--- start The data ---
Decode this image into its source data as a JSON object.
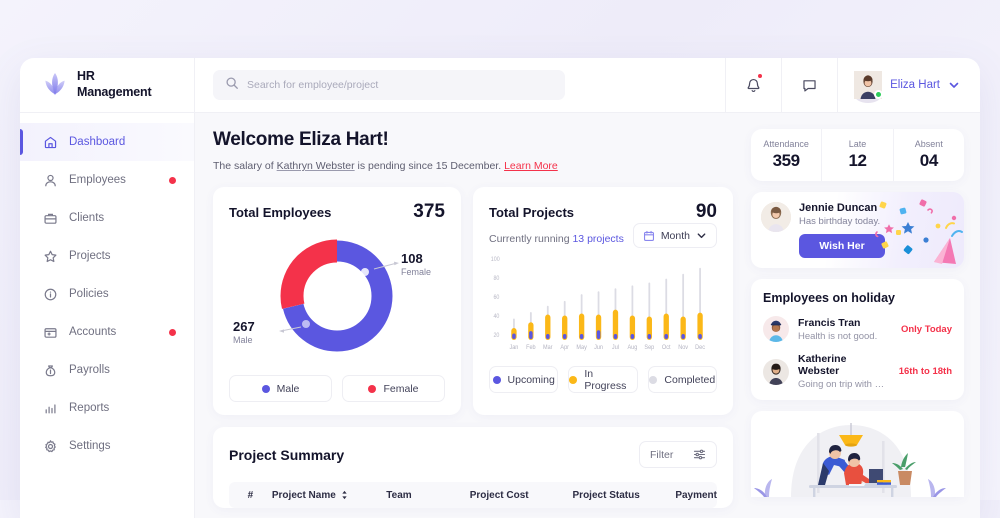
{
  "brand": {
    "line1": "HR",
    "line2": "Management",
    "logo_icon": "lotus-logo-icon"
  },
  "search": {
    "placeholder": "Search for employee/project",
    "value": "",
    "icon": "search-icon"
  },
  "header": {
    "bell_icon": "bell-icon",
    "chat_icon": "chat-bubble-icon",
    "user_name": "Eliza Hart",
    "chevron_icon": "chevron-down-icon"
  },
  "sidebar": {
    "items": [
      {
        "label": "Dashboard",
        "icon": "home-icon",
        "active": true,
        "badge": false
      },
      {
        "label": "Employees",
        "icon": "user-icon",
        "active": false,
        "badge": true
      },
      {
        "label": "Clients",
        "icon": "briefcase-icon",
        "active": false,
        "badge": false
      },
      {
        "label": "Projects",
        "icon": "star-icon",
        "active": false,
        "badge": false
      },
      {
        "label": "Policies",
        "icon": "info-icon",
        "active": false,
        "badge": false
      },
      {
        "label": "Accounts",
        "icon": "folder-icon",
        "active": false,
        "badge": true
      },
      {
        "label": "Payrolls",
        "icon": "money-bag-icon",
        "active": false,
        "badge": false
      },
      {
        "label": "Reports",
        "icon": "bar-chart-icon",
        "active": false,
        "badge": false
      },
      {
        "label": "Settings",
        "icon": "gear-icon",
        "active": false,
        "badge": false
      }
    ]
  },
  "welcome": {
    "heading": "Welcome Eliza Hart!",
    "sub_prefix": "The salary of ",
    "sub_person": "Kathryn Webster",
    "sub_middle": " is pending since 15 December. ",
    "sub_link": "Learn More"
  },
  "employees_card": {
    "title": "Total Employees",
    "total": "375",
    "male_value": "267",
    "male_label": "Male",
    "female_value": "108",
    "female_label": "Female",
    "legend": [
      {
        "label": "Male",
        "color": "#5b57e0"
      },
      {
        "label": "Female",
        "color": "#f4324a"
      }
    ]
  },
  "projects_card": {
    "title": "Total Projects",
    "total": "90",
    "sub_prefix": "Currently running ",
    "sub_link": "13 projects",
    "range_label": "Month",
    "calendar_icon": "calendar-icon",
    "chevron_icon": "chevron-down-icon",
    "legend": [
      {
        "label": "Upcoming",
        "color": "#5b57e0"
      },
      {
        "label": "In Progress",
        "color": "#fbb818"
      },
      {
        "label": "Completed",
        "color": "#dcdce4"
      }
    ]
  },
  "chart_data": [
    {
      "type": "pie",
      "title": "Total Employees",
      "labels": [
        "Male",
        "Female"
      ],
      "values": [
        267,
        108
      ],
      "colors": [
        "#5b57e0",
        "#f4324a"
      ],
      "total": 375,
      "donut": true
    },
    {
      "type": "bar",
      "title": "Total Projects",
      "stacked": true,
      "categories": [
        "Jan",
        "Feb",
        "Mar",
        "Apr",
        "May",
        "Jun",
        "Jul",
        "Aug",
        "Sep",
        "Oct",
        "Nov",
        "Dec"
      ],
      "series": [
        {
          "name": "Upcoming",
          "color": "#5b57e0",
          "values": [
            22,
            24,
            21,
            21,
            21,
            25,
            21,
            21,
            21,
            21,
            21,
            21
          ]
        },
        {
          "name": "In Progress",
          "color": "#fbb818",
          "values": [
            26,
            32,
            40,
            39,
            41,
            40,
            45,
            39,
            38,
            41,
            38,
            42
          ]
        },
        {
          "name": "Completed",
          "color": "#dcdce4",
          "values": [
            38,
            45,
            52,
            57,
            64,
            67,
            70,
            73,
            76,
            80,
            85,
            91
          ]
        }
      ],
      "ylim": [
        20,
        100
      ],
      "yticks": [
        20,
        40,
        60,
        80,
        100
      ],
      "ylabel": "",
      "xlabel": "",
      "grid": false,
      "legend_position": "bottom"
    }
  ],
  "stats": [
    {
      "label": "Attendance",
      "value": "359"
    },
    {
      "label": "Late",
      "value": "12"
    },
    {
      "label": "Absent",
      "value": "04"
    }
  ],
  "birthday": {
    "name": "Jennie Duncan",
    "note": "Has birthday today.",
    "button": "Wish Her"
  },
  "holiday": {
    "title": "Employees on holiday",
    "items": [
      {
        "name": "Francis Tran",
        "note": "Health is not good.",
        "when": "Only Today"
      },
      {
        "name": "Katherine Webster",
        "note": "Going on trip with my fam…",
        "when": "16th to 18th"
      }
    ]
  },
  "summary": {
    "title": "Project Summary",
    "filter_label": "Filter",
    "filter_icon": "sliders-icon",
    "columns": [
      "#",
      "Project Name",
      "Team",
      "Project Cost",
      "Project Status",
      "Payment"
    ],
    "sort_icon": "sort-arrows-icon"
  },
  "colors": {
    "accent": "#5b57e0",
    "danger": "#f4324a",
    "warning": "#fbb818",
    "muted": "#dcdce4",
    "page_bg": "#f2f1fb"
  }
}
--- end The data ---
Leave the pictures out and print the records above exactly as they stand.

Decode this image into its source data as a JSON object.
{
  "brand": {
    "line1": "HR",
    "line2": "Management",
    "logo_icon": "lotus-logo-icon"
  },
  "search": {
    "placeholder": "Search for employee/project",
    "value": "",
    "icon": "search-icon"
  },
  "header": {
    "bell_icon": "bell-icon",
    "chat_icon": "chat-bubble-icon",
    "user_name": "Eliza Hart",
    "chevron_icon": "chevron-down-icon"
  },
  "sidebar": {
    "items": [
      {
        "label": "Dashboard",
        "icon": "home-icon",
        "active": true,
        "badge": false
      },
      {
        "label": "Employees",
        "icon": "user-icon",
        "active": false,
        "badge": true
      },
      {
        "label": "Clients",
        "icon": "briefcase-icon",
        "active": false,
        "badge": false
      },
      {
        "label": "Projects",
        "icon": "star-icon",
        "active": false,
        "badge": false
      },
      {
        "label": "Policies",
        "icon": "info-icon",
        "active": false,
        "badge": false
      },
      {
        "label": "Accounts",
        "icon": "folder-icon",
        "active": false,
        "badge": true
      },
      {
        "label": "Payrolls",
        "icon": "money-bag-icon",
        "active": false,
        "badge": false
      },
      {
        "label": "Reports",
        "icon": "bar-chart-icon",
        "active": false,
        "badge": false
      },
      {
        "label": "Settings",
        "icon": "gear-icon",
        "active": false,
        "badge": false
      }
    ]
  },
  "welcome": {
    "heading": "Welcome Eliza Hart!",
    "sub_prefix": "The salary of ",
    "sub_person": "Kathryn Webster",
    "sub_middle": " is pending since 15 December. ",
    "sub_link": "Learn More"
  },
  "employees_card": {
    "title": "Total Employees",
    "total": "375",
    "male_value": "267",
    "male_label": "Male",
    "female_value": "108",
    "female_label": "Female",
    "legend": [
      {
        "label": "Male",
        "color": "#5b57e0"
      },
      {
        "label": "Female",
        "color": "#f4324a"
      }
    ]
  },
  "projects_card": {
    "title": "Total Projects",
    "total": "90",
    "sub_prefix": "Currently running ",
    "sub_link": "13 projects",
    "range_label": "Month",
    "calendar_icon": "calendar-icon",
    "chevron_icon": "chevron-down-icon",
    "legend": [
      {
        "label": "Upcoming",
        "color": "#5b57e0"
      },
      {
        "label": "In Progress",
        "color": "#fbb818"
      },
      {
        "label": "Completed",
        "color": "#dcdce4"
      }
    ]
  },
  "chart_data": [
    {
      "type": "pie",
      "title": "Total Employees",
      "labels": [
        "Male",
        "Female"
      ],
      "values": [
        267,
        108
      ],
      "colors": [
        "#5b57e0",
        "#f4324a"
      ],
      "total": 375,
      "donut": true
    },
    {
      "type": "bar",
      "title": "Total Projects",
      "stacked": true,
      "categories": [
        "Jan",
        "Feb",
        "Mar",
        "Apr",
        "May",
        "Jun",
        "Jul",
        "Aug",
        "Sep",
        "Oct",
        "Nov",
        "Dec"
      ],
      "series": [
        {
          "name": "Upcoming",
          "color": "#5b57e0",
          "values": [
            22,
            24,
            21,
            21,
            21,
            25,
            21,
            21,
            21,
            21,
            21,
            21
          ]
        },
        {
          "name": "In Progress",
          "color": "#fbb818",
          "values": [
            26,
            32,
            40,
            39,
            41,
            40,
            45,
            39,
            38,
            41,
            38,
            42
          ]
        },
        {
          "name": "Completed",
          "color": "#dcdce4",
          "values": [
            38,
            45,
            52,
            57,
            64,
            67,
            70,
            73,
            76,
            80,
            85,
            91
          ]
        }
      ],
      "ylim": [
        20,
        100
      ],
      "yticks": [
        20,
        40,
        60,
        80,
        100
      ],
      "ylabel": "",
      "xlabel": "",
      "grid": false,
      "legend_position": "bottom"
    }
  ],
  "stats": [
    {
      "label": "Attendance",
      "value": "359"
    },
    {
      "label": "Late",
      "value": "12"
    },
    {
      "label": "Absent",
      "value": "04"
    }
  ],
  "birthday": {
    "name": "Jennie Duncan",
    "note": "Has birthday today.",
    "button": "Wish Her"
  },
  "holiday": {
    "title": "Employees on holiday",
    "items": [
      {
        "name": "Francis Tran",
        "note": "Health is not good.",
        "when": "Only Today"
      },
      {
        "name": "Katherine Webster",
        "note": "Going on trip with my fam…",
        "when": "16th to 18th"
      }
    ]
  },
  "summary": {
    "title": "Project Summary",
    "filter_label": "Filter",
    "filter_icon": "sliders-icon",
    "columns": [
      "#",
      "Project Name",
      "Team",
      "Project Cost",
      "Project Status",
      "Payment"
    ],
    "sort_icon": "sort-arrows-icon"
  },
  "colors": {
    "accent": "#5b57e0",
    "danger": "#f4324a",
    "warning": "#fbb818",
    "muted": "#dcdce4",
    "page_bg": "#f2f1fb"
  }
}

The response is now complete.